Stored entries
---*---
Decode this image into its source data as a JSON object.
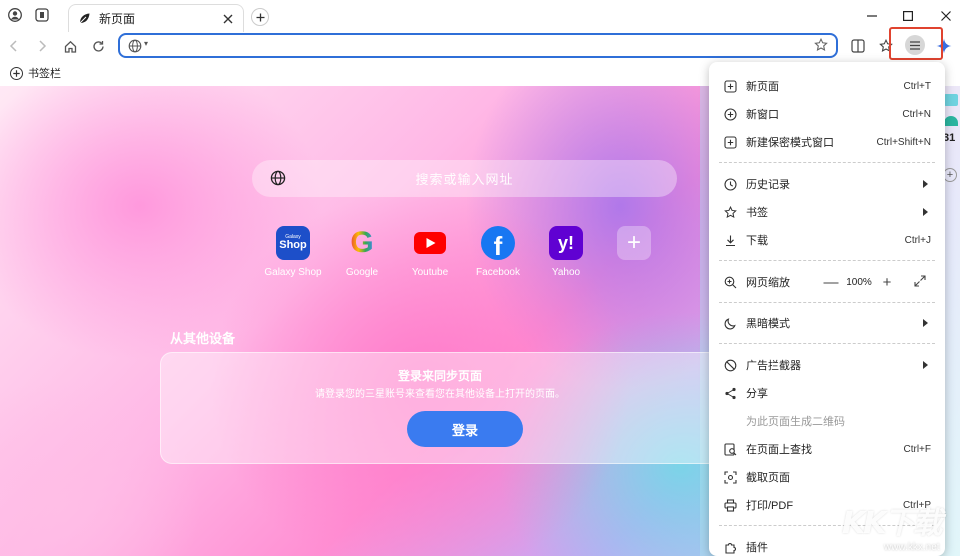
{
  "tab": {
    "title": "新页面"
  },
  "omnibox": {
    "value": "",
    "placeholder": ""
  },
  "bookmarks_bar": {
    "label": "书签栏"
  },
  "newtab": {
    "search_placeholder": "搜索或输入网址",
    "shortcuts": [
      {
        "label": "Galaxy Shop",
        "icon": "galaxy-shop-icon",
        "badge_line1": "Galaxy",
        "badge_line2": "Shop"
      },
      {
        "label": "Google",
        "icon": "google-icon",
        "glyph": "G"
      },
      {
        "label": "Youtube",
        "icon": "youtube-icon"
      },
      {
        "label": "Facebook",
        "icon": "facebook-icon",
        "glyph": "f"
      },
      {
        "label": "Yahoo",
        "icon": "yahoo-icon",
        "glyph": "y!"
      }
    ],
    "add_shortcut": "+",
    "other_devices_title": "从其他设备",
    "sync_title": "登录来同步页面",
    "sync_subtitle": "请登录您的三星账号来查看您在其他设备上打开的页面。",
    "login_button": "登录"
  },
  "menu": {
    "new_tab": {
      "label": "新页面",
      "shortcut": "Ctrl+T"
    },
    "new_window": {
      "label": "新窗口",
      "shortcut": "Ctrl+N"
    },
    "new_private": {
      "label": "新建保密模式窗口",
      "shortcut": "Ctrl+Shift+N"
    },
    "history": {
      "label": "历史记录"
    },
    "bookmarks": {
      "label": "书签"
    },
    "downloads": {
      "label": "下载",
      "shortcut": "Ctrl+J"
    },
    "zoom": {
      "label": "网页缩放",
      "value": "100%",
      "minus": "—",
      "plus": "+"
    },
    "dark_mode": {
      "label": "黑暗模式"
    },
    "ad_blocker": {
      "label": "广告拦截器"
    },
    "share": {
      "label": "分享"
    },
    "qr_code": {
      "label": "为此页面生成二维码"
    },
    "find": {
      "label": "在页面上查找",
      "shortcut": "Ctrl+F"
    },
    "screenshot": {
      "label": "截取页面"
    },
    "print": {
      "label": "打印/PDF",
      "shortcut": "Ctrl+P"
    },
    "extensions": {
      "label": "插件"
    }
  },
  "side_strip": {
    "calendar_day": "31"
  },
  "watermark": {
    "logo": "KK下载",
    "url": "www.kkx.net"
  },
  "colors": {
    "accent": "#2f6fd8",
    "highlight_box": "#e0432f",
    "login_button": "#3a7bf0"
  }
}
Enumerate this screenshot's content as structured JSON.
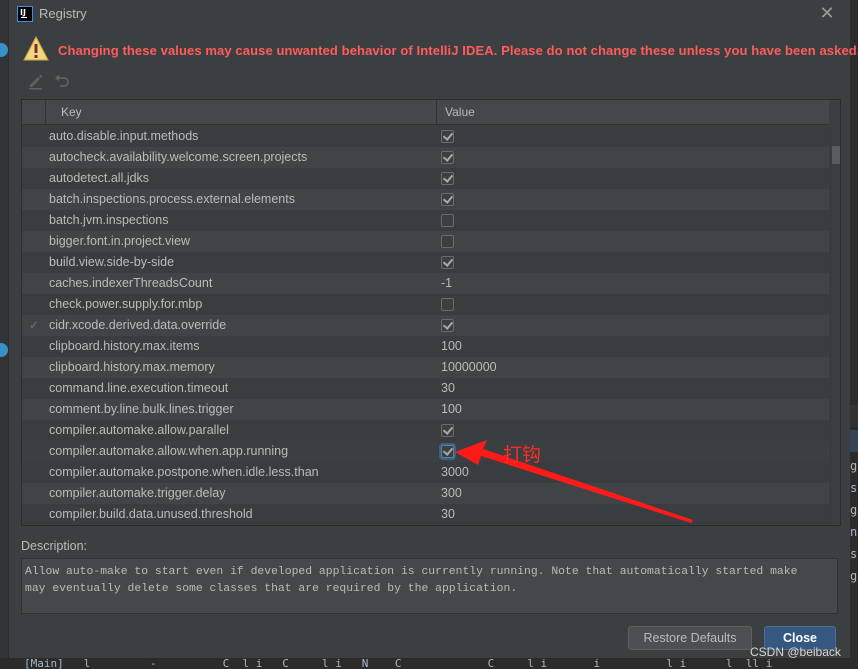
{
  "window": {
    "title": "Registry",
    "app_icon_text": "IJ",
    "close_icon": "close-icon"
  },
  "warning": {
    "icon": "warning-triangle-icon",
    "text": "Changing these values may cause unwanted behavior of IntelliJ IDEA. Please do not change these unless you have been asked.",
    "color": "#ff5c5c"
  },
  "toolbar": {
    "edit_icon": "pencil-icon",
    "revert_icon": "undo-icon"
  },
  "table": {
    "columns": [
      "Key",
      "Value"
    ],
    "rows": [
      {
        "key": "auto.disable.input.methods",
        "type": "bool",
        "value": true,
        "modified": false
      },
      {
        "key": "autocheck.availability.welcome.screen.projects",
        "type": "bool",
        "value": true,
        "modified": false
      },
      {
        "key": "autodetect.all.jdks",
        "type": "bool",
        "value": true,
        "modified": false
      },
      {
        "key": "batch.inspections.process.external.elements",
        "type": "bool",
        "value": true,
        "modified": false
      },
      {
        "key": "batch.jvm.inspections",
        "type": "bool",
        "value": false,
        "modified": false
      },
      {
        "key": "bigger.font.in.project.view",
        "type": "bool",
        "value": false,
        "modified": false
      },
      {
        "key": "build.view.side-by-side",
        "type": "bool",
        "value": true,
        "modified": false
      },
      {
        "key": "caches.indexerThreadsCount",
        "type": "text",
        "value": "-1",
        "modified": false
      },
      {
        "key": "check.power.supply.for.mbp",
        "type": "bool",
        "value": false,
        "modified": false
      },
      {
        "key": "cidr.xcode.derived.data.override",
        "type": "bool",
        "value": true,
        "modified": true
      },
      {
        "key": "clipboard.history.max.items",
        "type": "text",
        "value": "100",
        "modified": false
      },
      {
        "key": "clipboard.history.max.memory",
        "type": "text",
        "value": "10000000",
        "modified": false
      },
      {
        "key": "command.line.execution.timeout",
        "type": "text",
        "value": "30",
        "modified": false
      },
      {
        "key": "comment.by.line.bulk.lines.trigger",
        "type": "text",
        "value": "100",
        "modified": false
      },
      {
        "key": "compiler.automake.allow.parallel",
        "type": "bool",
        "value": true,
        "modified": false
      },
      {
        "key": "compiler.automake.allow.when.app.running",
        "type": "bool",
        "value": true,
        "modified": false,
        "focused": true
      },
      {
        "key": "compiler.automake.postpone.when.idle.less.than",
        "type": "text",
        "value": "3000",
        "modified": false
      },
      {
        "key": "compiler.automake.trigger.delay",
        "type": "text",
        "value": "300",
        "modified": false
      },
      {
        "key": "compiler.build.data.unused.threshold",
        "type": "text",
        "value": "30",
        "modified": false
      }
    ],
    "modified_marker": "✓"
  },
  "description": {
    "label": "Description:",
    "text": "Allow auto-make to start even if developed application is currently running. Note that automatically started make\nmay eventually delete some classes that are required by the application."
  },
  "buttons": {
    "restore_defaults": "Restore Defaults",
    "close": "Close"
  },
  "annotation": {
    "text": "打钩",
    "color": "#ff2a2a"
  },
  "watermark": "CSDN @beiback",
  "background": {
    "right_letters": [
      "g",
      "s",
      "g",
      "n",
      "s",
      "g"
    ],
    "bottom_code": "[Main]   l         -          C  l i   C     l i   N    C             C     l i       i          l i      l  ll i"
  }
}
---*---
Pictures are to be left out; repeat all the remaining data exactly.

Decode this image into its source data as a JSON object.
{
  "tab": {
    "title": "新页面"
  },
  "omnibox": {
    "value": "",
    "placeholder": ""
  },
  "bookmarks_bar": {
    "label": "书签栏"
  },
  "newtab": {
    "search_placeholder": "搜索或输入网址",
    "shortcuts": [
      {
        "label": "Galaxy Shop",
        "icon": "galaxy-shop-icon",
        "badge_line1": "Galaxy",
        "badge_line2": "Shop"
      },
      {
        "label": "Google",
        "icon": "google-icon",
        "glyph": "G"
      },
      {
        "label": "Youtube",
        "icon": "youtube-icon"
      },
      {
        "label": "Facebook",
        "icon": "facebook-icon",
        "glyph": "f"
      },
      {
        "label": "Yahoo",
        "icon": "yahoo-icon",
        "glyph": "y!"
      }
    ],
    "add_shortcut": "+",
    "other_devices_title": "从其他设备",
    "sync_title": "登录来同步页面",
    "sync_subtitle": "请登录您的三星账号来查看您在其他设备上打开的页面。",
    "login_button": "登录"
  },
  "menu": {
    "new_tab": {
      "label": "新页面",
      "shortcut": "Ctrl+T"
    },
    "new_window": {
      "label": "新窗口",
      "shortcut": "Ctrl+N"
    },
    "new_private": {
      "label": "新建保密模式窗口",
      "shortcut": "Ctrl+Shift+N"
    },
    "history": {
      "label": "历史记录"
    },
    "bookmarks": {
      "label": "书签"
    },
    "downloads": {
      "label": "下载",
      "shortcut": "Ctrl+J"
    },
    "zoom": {
      "label": "网页缩放",
      "value": "100%",
      "minus": "—",
      "plus": "+"
    },
    "dark_mode": {
      "label": "黑暗模式"
    },
    "ad_blocker": {
      "label": "广告拦截器"
    },
    "share": {
      "label": "分享"
    },
    "qr_code": {
      "label": "为此页面生成二维码"
    },
    "find": {
      "label": "在页面上查找",
      "shortcut": "Ctrl+F"
    },
    "screenshot": {
      "label": "截取页面"
    },
    "print": {
      "label": "打印/PDF",
      "shortcut": "Ctrl+P"
    },
    "extensions": {
      "label": "插件"
    }
  },
  "side_strip": {
    "calendar_day": "31"
  },
  "watermark": {
    "logo": "KK下载",
    "url": "www.kkx.net"
  },
  "colors": {
    "accent": "#2f6fd8",
    "highlight_box": "#e0432f",
    "login_button": "#3a7bf0"
  }
}
Enumerate this screenshot's content as structured JSON.
{
  "window": {
    "title": "Registry",
    "app_icon_text": "IJ",
    "close_icon": "close-icon"
  },
  "warning": {
    "icon": "warning-triangle-icon",
    "text": "Changing these values may cause unwanted behavior of IntelliJ IDEA. Please do not change these unless you have been asked.",
    "color": "#ff5c5c"
  },
  "toolbar": {
    "edit_icon": "pencil-icon",
    "revert_icon": "undo-icon"
  },
  "table": {
    "columns": [
      "Key",
      "Value"
    ],
    "rows": [
      {
        "key": "auto.disable.input.methods",
        "type": "bool",
        "value": true,
        "modified": false
      },
      {
        "key": "autocheck.availability.welcome.screen.projects",
        "type": "bool",
        "value": true,
        "modified": false
      },
      {
        "key": "autodetect.all.jdks",
        "type": "bool",
        "value": true,
        "modified": false
      },
      {
        "key": "batch.inspections.process.external.elements",
        "type": "bool",
        "value": true,
        "modified": false
      },
      {
        "key": "batch.jvm.inspections",
        "type": "bool",
        "value": false,
        "modified": false
      },
      {
        "key": "bigger.font.in.project.view",
        "type": "bool",
        "value": false,
        "modified": false
      },
      {
        "key": "build.view.side-by-side",
        "type": "bool",
        "value": true,
        "modified": false
      },
      {
        "key": "caches.indexerThreadsCount",
        "type": "text",
        "value": "-1",
        "modified": false
      },
      {
        "key": "check.power.supply.for.mbp",
        "type": "bool",
        "value": false,
        "modified": false
      },
      {
        "key": "cidr.xcode.derived.data.override",
        "type": "bool",
        "value": true,
        "modified": true
      },
      {
        "key": "clipboard.history.max.items",
        "type": "text",
        "value": "100",
        "modified": false
      },
      {
        "key": "clipboard.history.max.memory",
        "type": "text",
        "value": "10000000",
        "modified": false
      },
      {
        "key": "command.line.execution.timeout",
        "type": "text",
        "value": "30",
        "modified": false
      },
      {
        "key": "comment.by.line.bulk.lines.trigger",
        "type": "text",
        "value": "100",
        "modified": false
      },
      {
        "key": "compiler.automake.allow.parallel",
        "type": "bool",
        "value": true,
        "modified": false
      },
      {
        "key": "compiler.automake.allow.when.app.running",
        "type": "bool",
        "value": true,
        "modified": false,
        "focused": true
      },
      {
        "key": "compiler.automake.postpone.when.idle.less.than",
        "type": "text",
        "value": "3000",
        "modified": false
      },
      {
        "key": "compiler.automake.trigger.delay",
        "type": "text",
        "value": "300",
        "modified": false
      },
      {
        "key": "compiler.build.data.unused.threshold",
        "type": "text",
        "value": "30",
        "modified": false
      }
    ],
    "modified_marker": "✓"
  },
  "description": {
    "label": "Description:",
    "text": "Allow auto-make to start even if developed application is currently running. Note that automatically started make\nmay eventually delete some classes that are required by the application."
  },
  "buttons": {
    "restore_defaults": "Restore Defaults",
    "close": "Close"
  },
  "annotation": {
    "text": "打钩",
    "color": "#ff2a2a"
  },
  "watermark": "CSDN @beiback",
  "background": {
    "right_letters": [
      "g",
      "s",
      "g",
      "n",
      "s",
      "g"
    ],
    "bottom_code": "[Main]   l         -          C  l i   C     l i   N    C             C     l i       i          l i      l  ll i"
  }
}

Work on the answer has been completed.